● **RECORDS SUPPLIED**
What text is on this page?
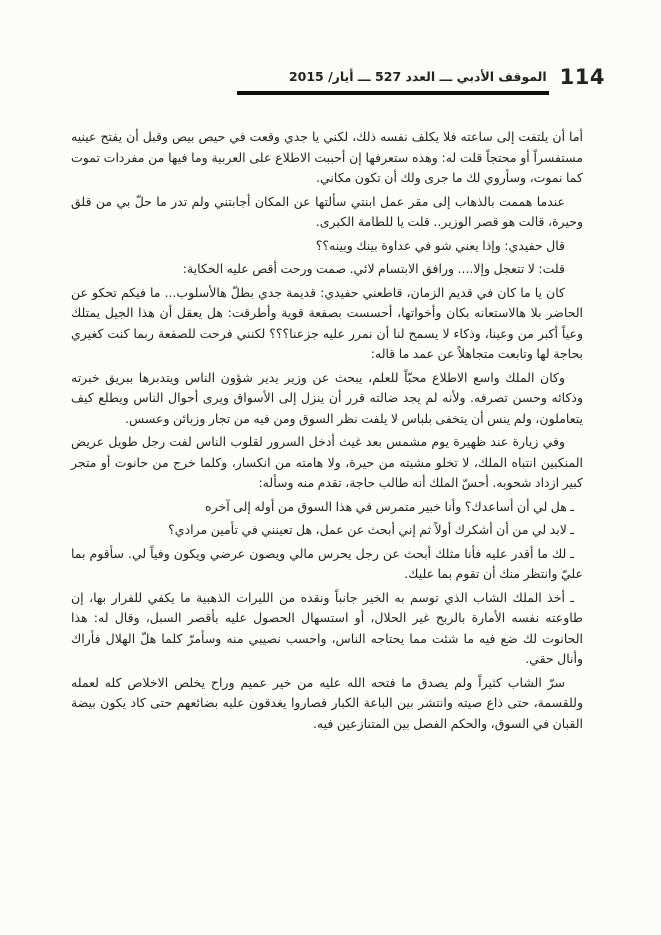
الموقف الأدبي ـــ العدد 527 ـــ أيار/ 2015 114

أما أن يلتفت إلى ساعته فلا يكلف نفسه ذلك، لكني يا جدي وقعت في حيص بيص وقبل أن يفتح عينيه مستفسراً أو محتجاً قلت له: وهذه ستعرفها إن أحببت الاطلاع على العربية وما فيها من مفردات تموت كما نموت، وسأروي لك ما جرى ولك أن تكون مكاني.

عندما هممت بالذهاب إلى مقر عمل ابنتي سألتها عن المكان أجابتني ولم تدر ما حلّ بي من قلق وحيرة، قالت هو قصر الوزير.. قلت يا للطامة الكبرى.

قال حفيدي: وإذا يعني شو في عداوة بينك وبينه؟؟

قلت: لا تتعجل وإلا.... ورافق الابتسام لائي. صمت ورحت أقص عليه الحكاية:

كان يا ما كان في قديم الزمان، قاطعني حفيدي: قديمة جدي بطلّ هالأسلوب... ما فيكم تحكو عن الحاضر بلا هالاستعانه بكان وأخواتها، أحسست بصفعة قوية وأطرقت: هل يعقل أن هذا الجيل يمتلك وعياً أكبر من وعينا، وذكاء لا يسمح لنا أن نمرر عليه جزعنا؟؟؟ لكنني فرحت للصفعة ربما كنت كغيري بحاجة لها وتابعت متجاهلاً عن عمد ما قاله:

وكان الملك واسع الاطلاع محبّاً للعلم، يبحث عن وزير يدير شؤون الناس ويتدبرها ببريق خبرته وذكائه وحسن تصرفه. ولأنه لم يجد ضالته قرر أن ينزل إلى الأسواق ويرى أحوال الناس ويطلع كيف يتعاملون، ولم ينس أن يتخفى بلباس لا يلفت نظر السوق ومن فيه من تجار وزبائن وعسس.

وفي زيارة عند ظهيرة يوم مشمس بعد غيث أدخل السرور لقلوب الناس لفت رجل طويل عريض المنكبين انتباه الملك، لا تخلو مشيته من حيرة، ولا هامته من انكسار، وكلما خرج من حانوت أو متجر كبير ازداد شحوبه. أحسّ الملك أنه طالب حاجة، تقدم منه وسأله:

ـ هل لي أن أساعدك؟ وأنا خبير متمرس في هذا السوق من أوله إلى آخره

ـ لابد لي من أن أشكرك أولاً ثم إني أبحث عن عمل، هل تعينني في تأمين مرادي؟

ـ لك ما أقدر عليه فأنا مثلك أبحث عن رجل يحرس مالي ويصون عرضي ويكون وفياً لي. سأقوم بما عليّ وانتظر منك أن تقوم بما عليك.

ـ أخذ الملك الشاب الذي توسم به الخير جانباً ونقده من الليرات الذهبية ما يكفي للفرار بها، إن طاوعته نفسه الأمارة بالربح غير الحلال، أو استسهال الحصول عليه بأقصر السبل، وقال له: هذا الحانوت لك ضع فيه ما شئت مما يحتاجه الناس، واحسب نصيبي منه وسأمرّ كلما هلّ الهلال فأراك وأنال حقي.

سرّ الشاب كثيراً ولم يصدق ما فتحه الله عليه من خير عميم وراح يخلص الاخلاص كله لعمله وللقسمة، حتى ذاع صيته وانتشر بين الباعة الكبار فصاروا يغدقون عليه بضائعهم حتى كاد يكون بيضة القبان في السوق، والحكم الفصل بين المتنازعين فيه.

● **SET EXERCISE**
Copy every line of the entries above in which "الملك" occurs.

● **WORKED SOLUTION**
وكان الملك واسع الاطلاع محبّاً للعلم، يبحث عن وزير يدير شؤون الناس ويتدبرها ببريق خبرته وذكائه وحسن تصرفه. ولأنه لم يجد ضالته قرر أن ينزل إلى الأسواق ويرى أحوال الناس ويطلع كيف يتعاملون، ولم ينس أن يتخفى بلباس لا يلفت نظر السوق ومن فيه من تجار وزبائن وعسس.
وفي زيارة عند ظهيرة يوم مشمس بعد غيث أدخل السرور لقلوب الناس لفت رجل طويل عريض المنكبين انتباه الملك، لا تخلو مشيته من حيرة، ولا هامته من انكسار، وكلما خرج من حانوت أو متجر كبير ازداد شحوبه. أحسّ الملك أنه طالب حاجة، تقدم منه وسأله:
ـ أخذ الملك الشاب الذي توسم به الخير جانباً ونقده من الليرات الذهبية ما يكفي للفرار بها، إن طاوعته نفسه الأمارة بالربح غير الحلال، أو استسهال الحصول عليه بأقصر السبل، وقال له: هذا الحانوت لك ضع فيه ما شئت مما يحتاجه الناس، واحسب نصيبي منه وسأمرّ كلما هلّ الهلال فأراك وأنال حقي.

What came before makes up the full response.